= EXERCISE TASK =
Give every line again exactly as it appears, please, but not the pictures.

Data records
>> Start

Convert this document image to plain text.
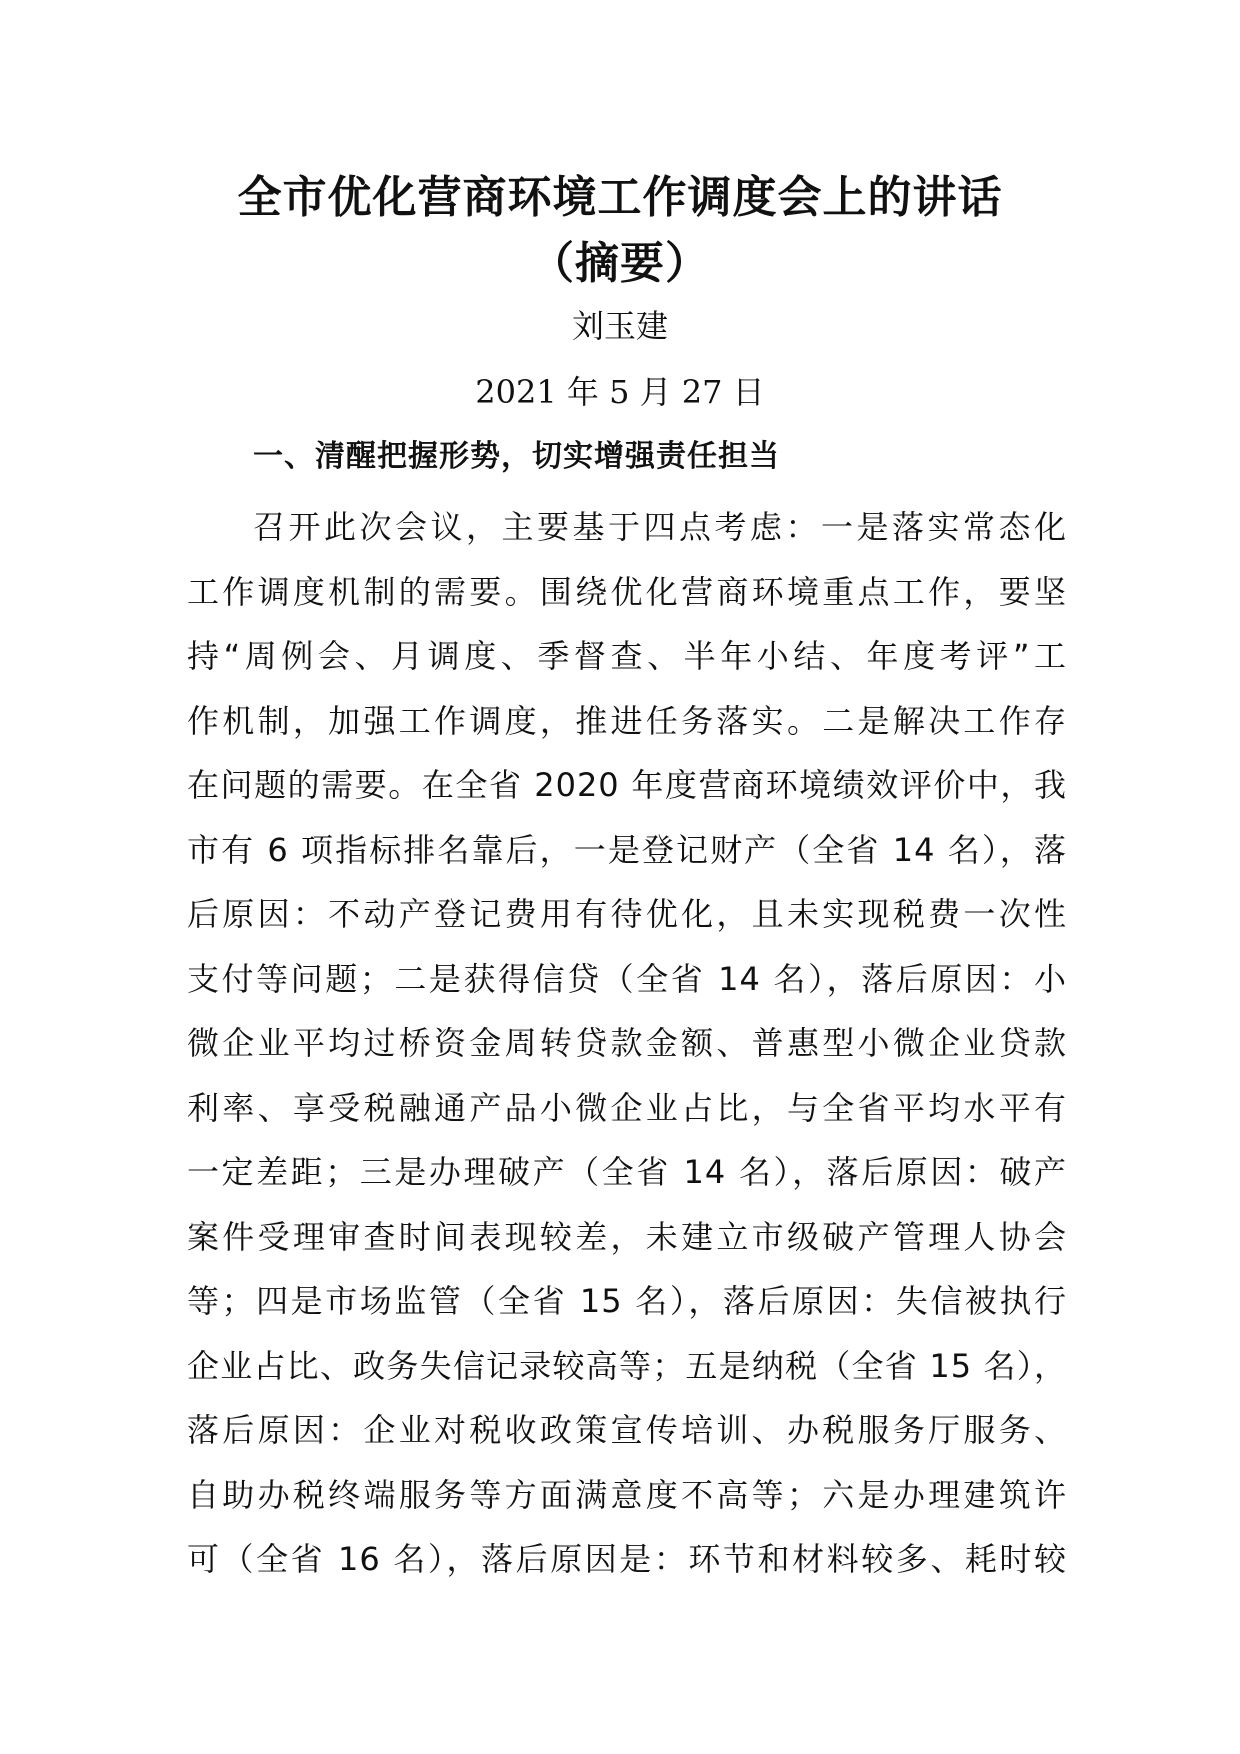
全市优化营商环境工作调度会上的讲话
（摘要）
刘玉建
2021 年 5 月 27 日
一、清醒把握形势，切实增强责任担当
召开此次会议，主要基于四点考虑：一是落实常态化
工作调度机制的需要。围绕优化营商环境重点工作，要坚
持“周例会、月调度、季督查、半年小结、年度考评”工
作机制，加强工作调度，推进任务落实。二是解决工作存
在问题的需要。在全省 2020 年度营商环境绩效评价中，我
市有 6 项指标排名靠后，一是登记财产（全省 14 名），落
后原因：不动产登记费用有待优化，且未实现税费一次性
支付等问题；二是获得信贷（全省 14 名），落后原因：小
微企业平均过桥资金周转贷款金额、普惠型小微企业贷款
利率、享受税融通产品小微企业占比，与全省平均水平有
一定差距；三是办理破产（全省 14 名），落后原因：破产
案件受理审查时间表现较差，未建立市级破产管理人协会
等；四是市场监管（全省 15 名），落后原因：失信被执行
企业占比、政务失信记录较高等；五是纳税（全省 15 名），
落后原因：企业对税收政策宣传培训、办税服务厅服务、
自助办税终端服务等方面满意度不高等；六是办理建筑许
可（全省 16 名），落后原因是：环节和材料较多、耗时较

>> End

= EXERCISE SOLUTION =
Convert this document image to plain text.
全市优化营商环境工作调度会上的讲话
（摘要）
刘玉建
2021 年 5 月 27 日
一、清醒把握形势，切实增强责任担当
召开此次会议，主要基于四点考虑：一是落实常态化
工作调度机制的需要。围绕优化营商环境重点工作，要坚
持“周例会、月调度、季督查、半年小结、年度考评”工
作机制，加强工作调度，推进任务落实。二是解决工作存
在问题的需要。在全省 2020 年度营商环境绩效评价中，我
市有 6 项指标排名靠后，一是登记财产（全省 14 名），落
后原因：不动产登记费用有待优化，且未实现税费一次性
支付等问题；二是获得信贷（全省 14 名），落后原因：小
微企业平均过桥资金周转贷款金额、普惠型小微企业贷款
利率、享受税融通产品小微企业占比，与全省平均水平有
一定差距；三是办理破产（全省 14 名），落后原因：破产
案件受理审查时间表现较差，未建立市级破产管理人协会
等；四是市场监管（全省 15 名），落后原因：失信被执行
企业占比、政务失信记录较高等；五是纳税（全省 15 名），
落后原因：企业对税收政策宣传培训、办税服务厅服务、
自助办税终端服务等方面满意度不高等；六是办理建筑许
可（全省 16 名），落后原因是：环节和材料较多、耗时较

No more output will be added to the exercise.